++++ RECORD SET

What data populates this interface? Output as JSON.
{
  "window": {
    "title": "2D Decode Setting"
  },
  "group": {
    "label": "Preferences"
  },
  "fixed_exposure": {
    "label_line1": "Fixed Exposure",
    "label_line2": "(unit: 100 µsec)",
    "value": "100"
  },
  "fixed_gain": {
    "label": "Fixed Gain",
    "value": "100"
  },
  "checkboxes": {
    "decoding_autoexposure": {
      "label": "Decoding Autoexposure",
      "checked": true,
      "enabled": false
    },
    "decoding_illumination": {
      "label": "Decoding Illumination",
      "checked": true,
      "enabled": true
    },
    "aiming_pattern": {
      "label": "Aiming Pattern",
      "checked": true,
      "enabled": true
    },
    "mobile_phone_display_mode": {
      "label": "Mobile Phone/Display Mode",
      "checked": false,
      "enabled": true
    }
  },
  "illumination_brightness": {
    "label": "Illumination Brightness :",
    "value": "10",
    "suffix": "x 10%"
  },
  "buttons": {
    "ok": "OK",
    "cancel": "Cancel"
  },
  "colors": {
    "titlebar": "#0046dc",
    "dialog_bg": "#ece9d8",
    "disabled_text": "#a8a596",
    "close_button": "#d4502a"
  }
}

++++++++

DIRECTION - Copy out the full listing exactly.

WRITTEN SOLUTION -
What data populates this interface? Output as JSON.
{
  "window": {
    "title": "2D Decode Setting"
  },
  "group": {
    "label": "Preferences"
  },
  "fixed_exposure": {
    "label_line1": "Fixed Exposure",
    "label_line2": "(unit: 100 µsec)",
    "value": "100"
  },
  "fixed_gain": {
    "label": "Fixed Gain",
    "value": "100"
  },
  "checkboxes": {
    "decoding_autoexposure": {
      "label": "Decoding Autoexposure",
      "checked": true,
      "enabled": false
    },
    "decoding_illumination": {
      "label": "Decoding Illumination",
      "checked": true,
      "enabled": true
    },
    "aiming_pattern": {
      "label": "Aiming Pattern",
      "checked": true,
      "enabled": true
    },
    "mobile_phone_display_mode": {
      "label": "Mobile Phone/Display Mode",
      "checked": false,
      "enabled": true
    }
  },
  "illumination_brightness": {
    "label": "Illumination Brightness :",
    "value": "10",
    "suffix": "x 10%"
  },
  "buttons": {
    "ok": "OK",
    "cancel": "Cancel"
  },
  "colors": {
    "titlebar": "#0046dc",
    "dialog_bg": "#ece9d8",
    "disabled_text": "#a8a596",
    "close_button": "#d4502a"
  }
}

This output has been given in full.